Problems ::
• A. Decide whether each statement below agrees with the soldering thread, answering yes or no and quoting the words of the thread that settle it. (i) Redwood places sheet metal between the pipe and the wood. (ii) JeremyB keeps a bucket of water and a fire extinguisher nearby when using his torch. (iii) isola96 has started using shark bites when a joint is too close to be risky.
• B. Please write out the part of the soldering thread between "D.O. Smith 34196" and "and do likewise.", inclusive.

# Soldering question



## JeremyB (Jan 6, 2012)

Hey Guys

I have another question for you guys. I have been looking at different plumbing problems lately and wondering how I would go about fixing them ( actually been practicing soldering on some scrap pieces of copper pipe and Im not bad at it, how they hold up if water was in them is another story but hey at least Im giving it the old college try,lol )

Anyways I was looking at a water line that is close to a floor joint and got to thinking how the hell do I get a torch there without burning the wood if I had to replace it somwhow? is there something you can put there to "shield" it from the heat of the torch?

Thanks for the help guys

Jeremy


----------



## nealtw (Jan 6, 2012)

D.O. Smith 34196 18" x 20" Flame shield blanket at PlumberSurplus.com


----------



## kok328 (Jan 6, 2012)

One technique is to place a piece of sheet metal between the pipe and the wood or you can purchase a flame/heat resistant cloth made for just this situation and do likewise.


----------



## JeremyB (Jan 6, 2012)

Ah perfect guys, I was thinking something like this was available .


----------



## Redwood (Jan 6, 2012)

Hi Jeremy,

Great Topic! Certainly torch safety is a big problem when it comes to sweating copper pipes, especially inside the walls. There is not much worse than having the fire department show up at your job site....

I don't use the sheet metal between the pipe and the wood technique for the simple reason that sheet metal conducts the heat. If that sheet metal is red hot on one side you can rest assured that the side against the wood is red hot as well.

The flame protective mat is a much better solution as the conduction of heat to the other side is very slow and a lot less likely to reach a dangerous temperature even if you sweat pipe very slowly.

There are a number of other things you should have on hand as well for a good read check out the following link. Plumbing Torch Fire Safety

If you still aren't comfortable with the proximity of combustibles to the joint and you can't sweat it and put it into place, then sweat in a better location after, you can always use a SharkBite Push-In Fitting instead.


----------



## JeremyB (Jan 6, 2012)

Thanks for the link Redwood, some very useful information in it. When ever Im using my torch ( Usually on my hockey sticks )  I have bucket of water beside me and the fire extinguisher because you never know what could happen.


----------



## isola96 (Jan 6, 2012)

Spray bottle of water for those tight situations "memories" lol I have learned to start using shark bites if I know it's to close to be risky.

A block of data ::
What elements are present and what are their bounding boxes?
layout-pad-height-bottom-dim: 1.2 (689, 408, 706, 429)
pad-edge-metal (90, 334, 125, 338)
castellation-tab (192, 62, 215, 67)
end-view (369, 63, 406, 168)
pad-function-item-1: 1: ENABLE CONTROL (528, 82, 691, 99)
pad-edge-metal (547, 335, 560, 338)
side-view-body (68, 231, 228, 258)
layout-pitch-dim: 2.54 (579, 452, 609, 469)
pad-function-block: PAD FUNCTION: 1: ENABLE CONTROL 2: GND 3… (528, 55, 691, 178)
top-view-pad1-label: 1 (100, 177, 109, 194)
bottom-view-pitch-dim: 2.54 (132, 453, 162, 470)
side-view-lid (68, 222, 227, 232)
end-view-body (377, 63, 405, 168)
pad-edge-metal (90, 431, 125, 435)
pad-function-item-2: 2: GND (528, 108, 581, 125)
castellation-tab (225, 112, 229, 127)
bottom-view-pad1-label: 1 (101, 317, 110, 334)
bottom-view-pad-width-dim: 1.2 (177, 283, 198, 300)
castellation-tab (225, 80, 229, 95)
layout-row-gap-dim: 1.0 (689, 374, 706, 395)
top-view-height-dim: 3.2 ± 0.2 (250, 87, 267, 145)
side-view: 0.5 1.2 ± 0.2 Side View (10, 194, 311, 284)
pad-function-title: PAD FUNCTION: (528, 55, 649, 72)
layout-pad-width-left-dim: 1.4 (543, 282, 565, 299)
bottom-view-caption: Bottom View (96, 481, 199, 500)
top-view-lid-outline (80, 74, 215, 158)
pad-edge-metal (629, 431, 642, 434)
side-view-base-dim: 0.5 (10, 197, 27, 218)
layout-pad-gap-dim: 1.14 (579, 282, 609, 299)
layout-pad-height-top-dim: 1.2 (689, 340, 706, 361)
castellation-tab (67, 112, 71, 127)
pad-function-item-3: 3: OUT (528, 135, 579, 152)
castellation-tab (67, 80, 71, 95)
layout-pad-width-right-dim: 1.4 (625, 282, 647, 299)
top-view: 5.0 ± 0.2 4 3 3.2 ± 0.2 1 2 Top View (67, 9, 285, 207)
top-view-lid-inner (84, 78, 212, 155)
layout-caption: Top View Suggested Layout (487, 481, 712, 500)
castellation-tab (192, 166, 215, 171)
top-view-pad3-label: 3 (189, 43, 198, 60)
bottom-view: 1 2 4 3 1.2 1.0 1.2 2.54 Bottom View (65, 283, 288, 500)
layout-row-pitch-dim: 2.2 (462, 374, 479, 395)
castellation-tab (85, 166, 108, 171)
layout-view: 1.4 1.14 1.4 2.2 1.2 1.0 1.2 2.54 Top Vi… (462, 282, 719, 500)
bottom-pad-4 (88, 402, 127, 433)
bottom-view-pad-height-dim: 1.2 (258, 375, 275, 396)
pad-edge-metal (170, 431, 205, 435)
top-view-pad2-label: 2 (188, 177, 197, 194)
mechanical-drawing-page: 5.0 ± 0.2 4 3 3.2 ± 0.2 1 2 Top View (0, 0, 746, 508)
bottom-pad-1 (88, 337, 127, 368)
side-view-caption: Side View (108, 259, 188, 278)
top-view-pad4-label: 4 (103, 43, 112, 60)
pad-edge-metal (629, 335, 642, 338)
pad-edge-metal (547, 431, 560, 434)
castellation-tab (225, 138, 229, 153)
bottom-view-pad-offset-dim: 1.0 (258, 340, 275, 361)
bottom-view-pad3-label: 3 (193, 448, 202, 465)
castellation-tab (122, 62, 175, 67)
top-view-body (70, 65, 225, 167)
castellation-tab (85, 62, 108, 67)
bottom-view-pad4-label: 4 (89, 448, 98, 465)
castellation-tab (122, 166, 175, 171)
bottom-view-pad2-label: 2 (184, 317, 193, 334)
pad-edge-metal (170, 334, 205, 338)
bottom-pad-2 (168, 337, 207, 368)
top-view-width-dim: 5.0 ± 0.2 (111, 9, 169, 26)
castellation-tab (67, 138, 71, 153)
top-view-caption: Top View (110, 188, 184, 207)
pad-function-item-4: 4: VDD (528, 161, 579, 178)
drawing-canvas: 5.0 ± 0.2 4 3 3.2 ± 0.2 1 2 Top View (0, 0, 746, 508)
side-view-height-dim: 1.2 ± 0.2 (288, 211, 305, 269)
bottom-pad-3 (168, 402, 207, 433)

Solutions per task ::
• A.
(i) No: "I don't use the sheet metal between the pipe and the wood technique for the simple reason that sheet metal conducts the heat."
(ii) Yes: "I have bucket of water beside me and the fire extinguisher because you never know what could happen."
(iii) Yes: "I have learned to start using shark bites if I know it's to close to be risky."

• B.
D.O. Smith 34196 18" x 20" Flame shield blanket at PlumberSurplus.com


----------



## kok328 (Jan 6, 2012)

One technique is to place a piece of sheet metal between the pipe and the wood or you can purchase a flame/heat resistant cloth made for just this situation and do likewise.